These are awesome properties but sometimes it feels like there is a misconception between departments.   For example.... The check in process has become more difficult.  I heard (and this is only hearsay ) that  they have let a lot of workers go eg. Maids and Waiters.  Rooms are not ready until very late in the day which as I witnessed caused frustration and anger in guests who have been travelling all day.  Also, there seems to be a mystery of who actually assigns rooms.  We were told by the concierge several times that the sales people assign rooms.  This does not make sense to me.  Aren't they busy trying to make guests upgrade???  And well, that is another story......

Again let me say that because we all love the adventures of travel we must always be aware of our surroundings, never assume anything and protect our valuables as best we can.


----------



## s1b000 (Mar 15, 2014)

pammex said:


> Grand Mayan Security of Luggage carts and personal belonging
> ( would apply to Grand Bliss & Grand Luxxe as well)
> 
> Just returned from a week long stay at Grand Mayan in Nuevo. Our stay was wonderful, property incredible and we are Grand Luxxe owners as well. So many changes. The luggage carts where they take your luggage at check in and check out look very secure , loaded and then locked in front of you. They spend a lot of effort boasting of this.  All went well with our stay til check out. ( will write review later). Bellboy came to room and loaded up ONE luggage cart with our belongings, lots, we said maybe two carts would be best, he said no. Okay it all fit was loaded and locked. Men went with him to elevator and bellboy said will meet you down in parking area, as other people were on elevator. Thought nothing of this. Us girls stayed behind in room a bit figuring it would take some time to load up car and all.
> ...



Very sorry to hear of your loss.  Did you by chance have "find my iPad" app installed?  It would let the police locate the device and / or you could disable it and make it useless.


----------



## pammex (Mar 16, 2014)

The items were not opened and checked by my husband as he counted number of luggage pieces and that was correct.  I personally was not aware that the luggage cart had been made into 2 luggage carts until arriving home and looking for IPad.  Then husband told me.  The ipad was inside another luggage in a  case.  We both have traveled a lot and extensively.  I swayed from my usual of letting the bell boys take my luggage bag which had my IPad as I felt secure in the process.  My mistake yes, but Grand Mayans mistake in their handling of this whole issue.  Obviously not secure at all despite their assurances of such.  Sometimes we lose our common sense and guess I did that with their assurances etc.  I only wish to forewarn others.

_PROBLEM REQUIREMENTS_
In the thread, rewrite the paragraph beginning "The items were not opened" as a short bulleted list that keeps its main facts. The data has no connection to the thread.

_DATA EXTRACT_
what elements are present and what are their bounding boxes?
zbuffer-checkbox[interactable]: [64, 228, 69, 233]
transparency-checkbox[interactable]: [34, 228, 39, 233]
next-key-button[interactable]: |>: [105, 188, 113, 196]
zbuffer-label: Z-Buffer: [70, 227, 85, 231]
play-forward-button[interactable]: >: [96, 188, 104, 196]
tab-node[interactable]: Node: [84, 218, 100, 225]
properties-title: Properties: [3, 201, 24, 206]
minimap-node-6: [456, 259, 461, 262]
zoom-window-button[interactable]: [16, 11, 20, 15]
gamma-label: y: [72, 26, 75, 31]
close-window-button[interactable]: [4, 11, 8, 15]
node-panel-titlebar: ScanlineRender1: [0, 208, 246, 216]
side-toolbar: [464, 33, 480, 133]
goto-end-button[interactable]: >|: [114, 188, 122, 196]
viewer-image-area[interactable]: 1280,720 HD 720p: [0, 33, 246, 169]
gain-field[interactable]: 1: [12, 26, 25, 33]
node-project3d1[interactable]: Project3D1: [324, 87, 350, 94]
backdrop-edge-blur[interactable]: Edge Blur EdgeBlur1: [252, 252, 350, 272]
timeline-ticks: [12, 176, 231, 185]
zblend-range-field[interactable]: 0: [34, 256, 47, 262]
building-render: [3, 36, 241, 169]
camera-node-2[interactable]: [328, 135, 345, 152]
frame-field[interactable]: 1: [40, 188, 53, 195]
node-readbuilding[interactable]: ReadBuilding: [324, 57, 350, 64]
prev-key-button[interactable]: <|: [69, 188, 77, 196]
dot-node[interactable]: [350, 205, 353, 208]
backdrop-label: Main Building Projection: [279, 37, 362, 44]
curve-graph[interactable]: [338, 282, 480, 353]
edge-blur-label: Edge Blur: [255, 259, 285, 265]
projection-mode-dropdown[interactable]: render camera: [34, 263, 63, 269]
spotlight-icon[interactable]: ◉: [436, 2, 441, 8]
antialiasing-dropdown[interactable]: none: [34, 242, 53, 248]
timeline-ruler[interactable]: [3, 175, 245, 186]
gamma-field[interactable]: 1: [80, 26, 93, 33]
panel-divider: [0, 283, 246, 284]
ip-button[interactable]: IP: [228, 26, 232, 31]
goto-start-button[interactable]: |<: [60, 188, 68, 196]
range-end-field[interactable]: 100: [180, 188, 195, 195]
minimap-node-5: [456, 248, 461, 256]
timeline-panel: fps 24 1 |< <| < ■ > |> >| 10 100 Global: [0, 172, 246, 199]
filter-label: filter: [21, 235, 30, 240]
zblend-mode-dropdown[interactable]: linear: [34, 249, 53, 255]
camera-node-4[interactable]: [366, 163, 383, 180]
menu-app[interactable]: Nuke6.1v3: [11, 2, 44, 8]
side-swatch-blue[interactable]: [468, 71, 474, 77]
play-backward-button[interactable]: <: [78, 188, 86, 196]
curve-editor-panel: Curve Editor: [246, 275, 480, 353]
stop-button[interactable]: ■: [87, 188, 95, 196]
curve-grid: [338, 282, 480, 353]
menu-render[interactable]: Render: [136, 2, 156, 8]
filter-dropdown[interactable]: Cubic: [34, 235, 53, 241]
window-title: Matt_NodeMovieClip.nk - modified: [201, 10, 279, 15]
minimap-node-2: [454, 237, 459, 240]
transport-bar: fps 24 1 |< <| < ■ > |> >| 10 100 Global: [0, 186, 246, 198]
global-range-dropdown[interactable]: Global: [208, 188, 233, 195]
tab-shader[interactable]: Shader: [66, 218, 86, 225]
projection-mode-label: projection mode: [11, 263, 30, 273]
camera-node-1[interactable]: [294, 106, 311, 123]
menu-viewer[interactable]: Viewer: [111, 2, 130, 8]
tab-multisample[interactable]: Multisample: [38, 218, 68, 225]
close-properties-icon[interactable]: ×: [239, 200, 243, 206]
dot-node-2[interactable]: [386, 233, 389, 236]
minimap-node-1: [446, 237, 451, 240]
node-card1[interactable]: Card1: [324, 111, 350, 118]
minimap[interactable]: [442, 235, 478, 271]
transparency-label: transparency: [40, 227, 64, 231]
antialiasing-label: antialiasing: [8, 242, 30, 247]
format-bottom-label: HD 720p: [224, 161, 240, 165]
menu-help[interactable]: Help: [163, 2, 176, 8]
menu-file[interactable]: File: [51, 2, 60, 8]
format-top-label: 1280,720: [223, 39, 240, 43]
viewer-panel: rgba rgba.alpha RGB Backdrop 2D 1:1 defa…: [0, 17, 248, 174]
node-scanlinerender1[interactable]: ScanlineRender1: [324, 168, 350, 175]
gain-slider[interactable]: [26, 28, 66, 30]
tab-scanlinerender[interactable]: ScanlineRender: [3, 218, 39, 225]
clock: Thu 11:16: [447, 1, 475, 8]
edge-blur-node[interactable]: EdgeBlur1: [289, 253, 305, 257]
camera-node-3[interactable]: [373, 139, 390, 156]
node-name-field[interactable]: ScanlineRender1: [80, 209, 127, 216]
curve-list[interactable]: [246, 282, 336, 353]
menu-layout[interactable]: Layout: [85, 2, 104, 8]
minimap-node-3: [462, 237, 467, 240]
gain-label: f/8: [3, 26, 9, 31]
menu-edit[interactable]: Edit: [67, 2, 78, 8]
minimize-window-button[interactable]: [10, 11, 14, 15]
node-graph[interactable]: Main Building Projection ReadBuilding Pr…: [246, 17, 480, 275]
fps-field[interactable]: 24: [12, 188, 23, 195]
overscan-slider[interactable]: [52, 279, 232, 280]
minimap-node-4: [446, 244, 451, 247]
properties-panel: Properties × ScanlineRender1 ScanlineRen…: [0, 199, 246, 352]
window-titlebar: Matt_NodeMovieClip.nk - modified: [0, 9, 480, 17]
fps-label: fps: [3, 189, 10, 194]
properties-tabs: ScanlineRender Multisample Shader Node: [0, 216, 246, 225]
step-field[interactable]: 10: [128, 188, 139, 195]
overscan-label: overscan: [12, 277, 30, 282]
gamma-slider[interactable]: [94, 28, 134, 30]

_SOLUTION FOR THIS PROBLEM_
- The husband did not open or check the items; he only counted the pieces of luggage, and the count was correct.
- The writer learned that the one luggage cart had been split into two only after getting home and looking for the iPad, when the husband mentioned it.
- The iPad was in a case inside another piece of luggage.
- Both are experienced travelers. The writer broke the usual habit and let the bellboys take the bag holding the iPad, trusting the process to be secure.
- The writer admits a personal mistake but faults Grand Mayan's handling of the issue, saying the process was not secure despite its assurances.
- The writer's only aim is to warn others.